- **Objective**:
Locate each line below that includes "zone" and reproduce it.

- **Listed entries**:

####################

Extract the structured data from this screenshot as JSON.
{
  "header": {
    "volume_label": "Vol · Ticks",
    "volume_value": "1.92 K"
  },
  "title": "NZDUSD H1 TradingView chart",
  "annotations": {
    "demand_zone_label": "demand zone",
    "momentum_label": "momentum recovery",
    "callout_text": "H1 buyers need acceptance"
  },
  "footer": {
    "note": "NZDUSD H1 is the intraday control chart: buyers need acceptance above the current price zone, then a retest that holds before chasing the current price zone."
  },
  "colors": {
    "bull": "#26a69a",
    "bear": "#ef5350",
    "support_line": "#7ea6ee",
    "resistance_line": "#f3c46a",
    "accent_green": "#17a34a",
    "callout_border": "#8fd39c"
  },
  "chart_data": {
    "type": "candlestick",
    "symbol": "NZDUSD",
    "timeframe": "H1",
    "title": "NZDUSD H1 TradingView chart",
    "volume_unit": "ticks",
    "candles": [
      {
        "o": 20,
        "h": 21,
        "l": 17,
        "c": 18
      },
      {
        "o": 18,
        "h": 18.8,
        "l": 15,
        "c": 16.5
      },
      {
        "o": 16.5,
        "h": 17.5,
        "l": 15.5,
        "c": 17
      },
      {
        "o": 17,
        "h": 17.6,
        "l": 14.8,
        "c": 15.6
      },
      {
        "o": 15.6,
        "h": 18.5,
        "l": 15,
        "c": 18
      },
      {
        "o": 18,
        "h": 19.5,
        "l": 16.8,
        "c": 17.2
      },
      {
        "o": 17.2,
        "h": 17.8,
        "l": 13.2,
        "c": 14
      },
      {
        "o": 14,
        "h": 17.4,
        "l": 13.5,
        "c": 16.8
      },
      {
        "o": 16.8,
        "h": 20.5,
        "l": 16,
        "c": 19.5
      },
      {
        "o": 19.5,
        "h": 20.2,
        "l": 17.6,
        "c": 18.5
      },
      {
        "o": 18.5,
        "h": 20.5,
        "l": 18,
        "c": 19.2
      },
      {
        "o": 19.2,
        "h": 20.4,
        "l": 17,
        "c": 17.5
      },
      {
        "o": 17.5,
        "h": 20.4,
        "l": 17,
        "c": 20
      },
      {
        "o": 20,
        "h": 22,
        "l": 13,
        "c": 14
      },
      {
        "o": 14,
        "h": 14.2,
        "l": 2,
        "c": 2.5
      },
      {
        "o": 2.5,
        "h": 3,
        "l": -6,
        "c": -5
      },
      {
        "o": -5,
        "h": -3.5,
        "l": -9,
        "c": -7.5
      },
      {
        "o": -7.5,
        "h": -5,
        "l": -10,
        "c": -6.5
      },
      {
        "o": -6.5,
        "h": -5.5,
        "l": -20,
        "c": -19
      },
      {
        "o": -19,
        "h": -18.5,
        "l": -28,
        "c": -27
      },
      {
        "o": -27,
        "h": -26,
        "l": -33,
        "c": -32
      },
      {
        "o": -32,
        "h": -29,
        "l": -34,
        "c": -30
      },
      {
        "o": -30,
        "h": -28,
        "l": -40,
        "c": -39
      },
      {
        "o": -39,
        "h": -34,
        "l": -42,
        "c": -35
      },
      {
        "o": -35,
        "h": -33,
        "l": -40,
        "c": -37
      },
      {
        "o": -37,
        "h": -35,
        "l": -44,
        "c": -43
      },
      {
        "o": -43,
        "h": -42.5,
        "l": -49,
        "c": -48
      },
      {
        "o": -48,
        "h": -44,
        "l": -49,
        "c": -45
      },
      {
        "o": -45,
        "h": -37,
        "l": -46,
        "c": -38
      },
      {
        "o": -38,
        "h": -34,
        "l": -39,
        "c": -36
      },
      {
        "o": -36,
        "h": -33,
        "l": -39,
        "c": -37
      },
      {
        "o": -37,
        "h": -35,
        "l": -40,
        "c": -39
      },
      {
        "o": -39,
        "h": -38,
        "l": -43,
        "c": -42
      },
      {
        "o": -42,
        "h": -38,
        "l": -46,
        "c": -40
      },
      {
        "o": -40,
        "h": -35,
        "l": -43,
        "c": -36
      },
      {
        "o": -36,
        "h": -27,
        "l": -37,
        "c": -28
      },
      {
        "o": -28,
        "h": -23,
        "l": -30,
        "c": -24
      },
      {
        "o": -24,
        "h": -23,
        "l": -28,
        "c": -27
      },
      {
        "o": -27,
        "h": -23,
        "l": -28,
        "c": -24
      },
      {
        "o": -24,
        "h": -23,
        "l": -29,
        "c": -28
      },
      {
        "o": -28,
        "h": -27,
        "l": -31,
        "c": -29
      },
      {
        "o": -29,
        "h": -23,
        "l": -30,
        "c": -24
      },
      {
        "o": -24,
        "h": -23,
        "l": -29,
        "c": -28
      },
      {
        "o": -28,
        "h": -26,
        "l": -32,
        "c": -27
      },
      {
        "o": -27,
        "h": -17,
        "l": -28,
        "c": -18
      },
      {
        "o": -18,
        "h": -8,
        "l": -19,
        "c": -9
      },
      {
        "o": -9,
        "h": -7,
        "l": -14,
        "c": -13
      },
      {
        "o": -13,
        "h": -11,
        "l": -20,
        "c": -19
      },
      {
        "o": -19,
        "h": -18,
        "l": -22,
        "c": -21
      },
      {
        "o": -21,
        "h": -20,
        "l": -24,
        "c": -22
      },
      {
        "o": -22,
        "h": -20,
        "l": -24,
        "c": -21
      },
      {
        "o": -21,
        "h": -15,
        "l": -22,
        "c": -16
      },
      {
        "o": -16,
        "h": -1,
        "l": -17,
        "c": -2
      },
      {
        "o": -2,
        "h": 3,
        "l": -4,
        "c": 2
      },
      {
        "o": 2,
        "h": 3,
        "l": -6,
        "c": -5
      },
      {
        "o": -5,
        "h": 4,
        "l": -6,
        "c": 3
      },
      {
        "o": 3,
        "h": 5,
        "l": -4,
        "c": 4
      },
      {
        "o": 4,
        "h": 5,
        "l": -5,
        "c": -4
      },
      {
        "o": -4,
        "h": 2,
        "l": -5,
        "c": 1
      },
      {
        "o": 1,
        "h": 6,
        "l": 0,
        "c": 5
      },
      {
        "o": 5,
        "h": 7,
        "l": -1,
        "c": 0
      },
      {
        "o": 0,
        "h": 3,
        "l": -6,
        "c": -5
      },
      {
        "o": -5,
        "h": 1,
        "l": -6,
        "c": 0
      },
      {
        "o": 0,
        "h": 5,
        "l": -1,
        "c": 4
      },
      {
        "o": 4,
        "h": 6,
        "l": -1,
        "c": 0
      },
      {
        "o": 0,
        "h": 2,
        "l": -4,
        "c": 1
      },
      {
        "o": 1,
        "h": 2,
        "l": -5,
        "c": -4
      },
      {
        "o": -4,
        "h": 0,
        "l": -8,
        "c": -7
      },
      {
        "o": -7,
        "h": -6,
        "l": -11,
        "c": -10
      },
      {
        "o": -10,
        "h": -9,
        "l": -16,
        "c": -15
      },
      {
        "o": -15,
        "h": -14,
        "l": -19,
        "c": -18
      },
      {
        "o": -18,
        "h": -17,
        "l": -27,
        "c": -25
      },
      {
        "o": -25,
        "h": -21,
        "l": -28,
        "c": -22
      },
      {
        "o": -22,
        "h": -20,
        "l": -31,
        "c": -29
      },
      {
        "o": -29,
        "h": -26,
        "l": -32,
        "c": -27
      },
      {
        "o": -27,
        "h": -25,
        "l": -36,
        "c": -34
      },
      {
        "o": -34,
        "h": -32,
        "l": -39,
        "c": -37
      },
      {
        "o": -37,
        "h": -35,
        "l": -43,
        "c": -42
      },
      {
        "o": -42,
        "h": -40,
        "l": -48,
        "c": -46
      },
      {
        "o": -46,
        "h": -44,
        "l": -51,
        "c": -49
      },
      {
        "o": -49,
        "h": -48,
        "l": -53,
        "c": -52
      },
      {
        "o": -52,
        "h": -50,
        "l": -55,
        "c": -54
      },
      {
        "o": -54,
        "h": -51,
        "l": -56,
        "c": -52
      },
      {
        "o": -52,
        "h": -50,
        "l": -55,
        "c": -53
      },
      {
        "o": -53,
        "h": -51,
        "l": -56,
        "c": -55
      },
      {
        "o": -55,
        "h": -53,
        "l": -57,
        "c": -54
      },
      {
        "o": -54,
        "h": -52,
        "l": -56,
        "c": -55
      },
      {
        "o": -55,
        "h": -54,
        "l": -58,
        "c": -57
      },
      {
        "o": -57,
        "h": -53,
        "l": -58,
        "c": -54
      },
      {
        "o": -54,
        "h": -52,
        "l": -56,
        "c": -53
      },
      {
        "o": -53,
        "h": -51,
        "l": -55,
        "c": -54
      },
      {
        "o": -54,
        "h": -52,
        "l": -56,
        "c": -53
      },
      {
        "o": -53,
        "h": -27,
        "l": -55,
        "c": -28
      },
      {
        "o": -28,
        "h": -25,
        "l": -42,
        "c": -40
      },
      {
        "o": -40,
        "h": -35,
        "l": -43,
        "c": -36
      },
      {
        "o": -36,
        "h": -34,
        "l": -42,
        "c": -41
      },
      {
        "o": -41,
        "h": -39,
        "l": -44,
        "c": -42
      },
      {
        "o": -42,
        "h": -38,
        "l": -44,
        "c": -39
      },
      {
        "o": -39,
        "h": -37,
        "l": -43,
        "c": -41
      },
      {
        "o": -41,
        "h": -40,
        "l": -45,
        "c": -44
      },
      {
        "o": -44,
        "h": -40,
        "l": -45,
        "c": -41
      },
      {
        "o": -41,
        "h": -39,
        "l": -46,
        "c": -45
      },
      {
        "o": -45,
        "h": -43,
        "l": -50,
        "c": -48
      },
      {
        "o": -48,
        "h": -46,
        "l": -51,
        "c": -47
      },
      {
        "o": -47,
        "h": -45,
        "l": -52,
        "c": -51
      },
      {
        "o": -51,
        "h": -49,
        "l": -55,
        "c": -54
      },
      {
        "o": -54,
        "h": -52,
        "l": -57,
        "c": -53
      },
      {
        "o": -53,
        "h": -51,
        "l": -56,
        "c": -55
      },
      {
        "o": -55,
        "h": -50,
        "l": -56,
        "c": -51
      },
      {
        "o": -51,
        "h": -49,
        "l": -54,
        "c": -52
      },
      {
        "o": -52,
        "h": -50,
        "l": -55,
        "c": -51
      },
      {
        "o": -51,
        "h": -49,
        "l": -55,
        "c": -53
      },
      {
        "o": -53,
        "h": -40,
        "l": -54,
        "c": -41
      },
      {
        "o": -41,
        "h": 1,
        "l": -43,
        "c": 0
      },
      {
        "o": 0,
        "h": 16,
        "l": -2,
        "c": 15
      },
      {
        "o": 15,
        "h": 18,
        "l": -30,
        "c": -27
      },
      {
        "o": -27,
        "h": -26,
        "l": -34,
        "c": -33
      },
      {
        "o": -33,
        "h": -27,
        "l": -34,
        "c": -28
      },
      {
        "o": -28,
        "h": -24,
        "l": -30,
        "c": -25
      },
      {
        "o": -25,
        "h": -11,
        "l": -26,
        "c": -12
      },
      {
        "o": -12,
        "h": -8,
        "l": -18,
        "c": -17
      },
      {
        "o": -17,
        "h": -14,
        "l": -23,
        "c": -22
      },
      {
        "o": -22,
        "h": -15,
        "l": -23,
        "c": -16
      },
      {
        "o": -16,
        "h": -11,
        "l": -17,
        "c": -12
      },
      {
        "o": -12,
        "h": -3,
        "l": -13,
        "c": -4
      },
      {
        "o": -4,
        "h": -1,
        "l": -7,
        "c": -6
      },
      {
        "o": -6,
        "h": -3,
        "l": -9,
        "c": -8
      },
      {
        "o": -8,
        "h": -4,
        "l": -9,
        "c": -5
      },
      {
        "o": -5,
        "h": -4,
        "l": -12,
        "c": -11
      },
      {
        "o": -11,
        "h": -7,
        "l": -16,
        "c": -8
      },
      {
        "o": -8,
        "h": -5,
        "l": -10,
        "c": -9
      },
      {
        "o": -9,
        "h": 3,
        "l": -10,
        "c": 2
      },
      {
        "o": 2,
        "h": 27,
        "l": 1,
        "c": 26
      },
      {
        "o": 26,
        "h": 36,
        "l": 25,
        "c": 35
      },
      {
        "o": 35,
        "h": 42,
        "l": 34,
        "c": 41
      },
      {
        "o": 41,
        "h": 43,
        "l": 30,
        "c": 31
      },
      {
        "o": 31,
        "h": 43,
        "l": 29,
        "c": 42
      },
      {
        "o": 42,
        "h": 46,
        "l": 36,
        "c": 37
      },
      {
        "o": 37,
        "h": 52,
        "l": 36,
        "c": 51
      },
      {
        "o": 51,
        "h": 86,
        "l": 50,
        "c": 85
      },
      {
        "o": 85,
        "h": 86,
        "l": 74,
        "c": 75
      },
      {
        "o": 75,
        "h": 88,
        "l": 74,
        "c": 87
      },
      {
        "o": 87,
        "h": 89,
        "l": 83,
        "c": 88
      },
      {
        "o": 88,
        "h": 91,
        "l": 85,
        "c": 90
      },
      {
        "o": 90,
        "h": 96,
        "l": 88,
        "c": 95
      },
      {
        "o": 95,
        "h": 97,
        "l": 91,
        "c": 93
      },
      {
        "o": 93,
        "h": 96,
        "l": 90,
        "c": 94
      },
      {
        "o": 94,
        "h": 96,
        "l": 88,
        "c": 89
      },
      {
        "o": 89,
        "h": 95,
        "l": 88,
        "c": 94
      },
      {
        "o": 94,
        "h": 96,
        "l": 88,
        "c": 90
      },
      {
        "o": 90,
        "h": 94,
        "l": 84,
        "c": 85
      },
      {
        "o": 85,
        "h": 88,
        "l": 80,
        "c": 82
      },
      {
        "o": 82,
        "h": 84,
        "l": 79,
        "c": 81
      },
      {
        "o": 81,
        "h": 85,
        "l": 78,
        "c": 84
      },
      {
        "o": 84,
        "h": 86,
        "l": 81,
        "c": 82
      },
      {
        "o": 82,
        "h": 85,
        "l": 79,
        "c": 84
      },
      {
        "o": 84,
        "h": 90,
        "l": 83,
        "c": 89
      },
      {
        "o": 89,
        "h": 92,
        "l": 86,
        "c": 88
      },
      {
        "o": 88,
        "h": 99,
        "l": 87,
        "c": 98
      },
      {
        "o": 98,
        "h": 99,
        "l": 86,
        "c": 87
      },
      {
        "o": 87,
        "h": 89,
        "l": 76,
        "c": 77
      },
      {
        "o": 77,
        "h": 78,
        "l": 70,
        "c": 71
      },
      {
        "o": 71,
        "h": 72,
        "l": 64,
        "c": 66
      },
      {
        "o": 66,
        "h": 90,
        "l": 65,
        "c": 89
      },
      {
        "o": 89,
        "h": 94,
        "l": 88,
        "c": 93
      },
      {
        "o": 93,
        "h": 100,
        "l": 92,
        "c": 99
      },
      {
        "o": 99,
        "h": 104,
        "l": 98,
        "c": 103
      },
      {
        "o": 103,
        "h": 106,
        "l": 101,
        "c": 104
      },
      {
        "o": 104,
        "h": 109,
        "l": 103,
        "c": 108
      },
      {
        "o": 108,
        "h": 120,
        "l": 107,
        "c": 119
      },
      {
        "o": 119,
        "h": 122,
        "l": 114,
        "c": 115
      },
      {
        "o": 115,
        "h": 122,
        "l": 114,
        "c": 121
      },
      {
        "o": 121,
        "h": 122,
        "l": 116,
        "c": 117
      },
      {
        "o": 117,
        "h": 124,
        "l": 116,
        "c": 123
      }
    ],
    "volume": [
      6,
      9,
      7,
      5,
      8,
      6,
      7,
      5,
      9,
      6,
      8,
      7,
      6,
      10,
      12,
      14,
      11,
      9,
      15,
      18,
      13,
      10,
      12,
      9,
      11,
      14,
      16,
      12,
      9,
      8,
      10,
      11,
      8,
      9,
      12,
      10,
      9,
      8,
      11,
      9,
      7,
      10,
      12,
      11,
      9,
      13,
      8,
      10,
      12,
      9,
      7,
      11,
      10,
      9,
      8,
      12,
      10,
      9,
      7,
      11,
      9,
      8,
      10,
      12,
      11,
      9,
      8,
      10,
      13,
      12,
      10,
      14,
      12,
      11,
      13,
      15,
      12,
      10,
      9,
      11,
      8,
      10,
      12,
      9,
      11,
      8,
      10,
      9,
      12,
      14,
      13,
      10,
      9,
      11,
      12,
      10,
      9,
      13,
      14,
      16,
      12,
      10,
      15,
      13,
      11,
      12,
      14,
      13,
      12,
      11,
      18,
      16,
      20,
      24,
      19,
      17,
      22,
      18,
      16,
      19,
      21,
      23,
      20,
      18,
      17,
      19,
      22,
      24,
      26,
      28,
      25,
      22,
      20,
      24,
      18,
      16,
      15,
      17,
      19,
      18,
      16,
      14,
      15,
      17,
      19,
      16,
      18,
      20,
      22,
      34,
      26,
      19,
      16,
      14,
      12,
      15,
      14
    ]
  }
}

####################

- **Written solution**:
    "demand_zone_label": "demand zone",
    "note": "NZDUSD H1 is the intraday control chart: buyers need acceptance above the current price zone, then a retest that holds before chasing the current price zone."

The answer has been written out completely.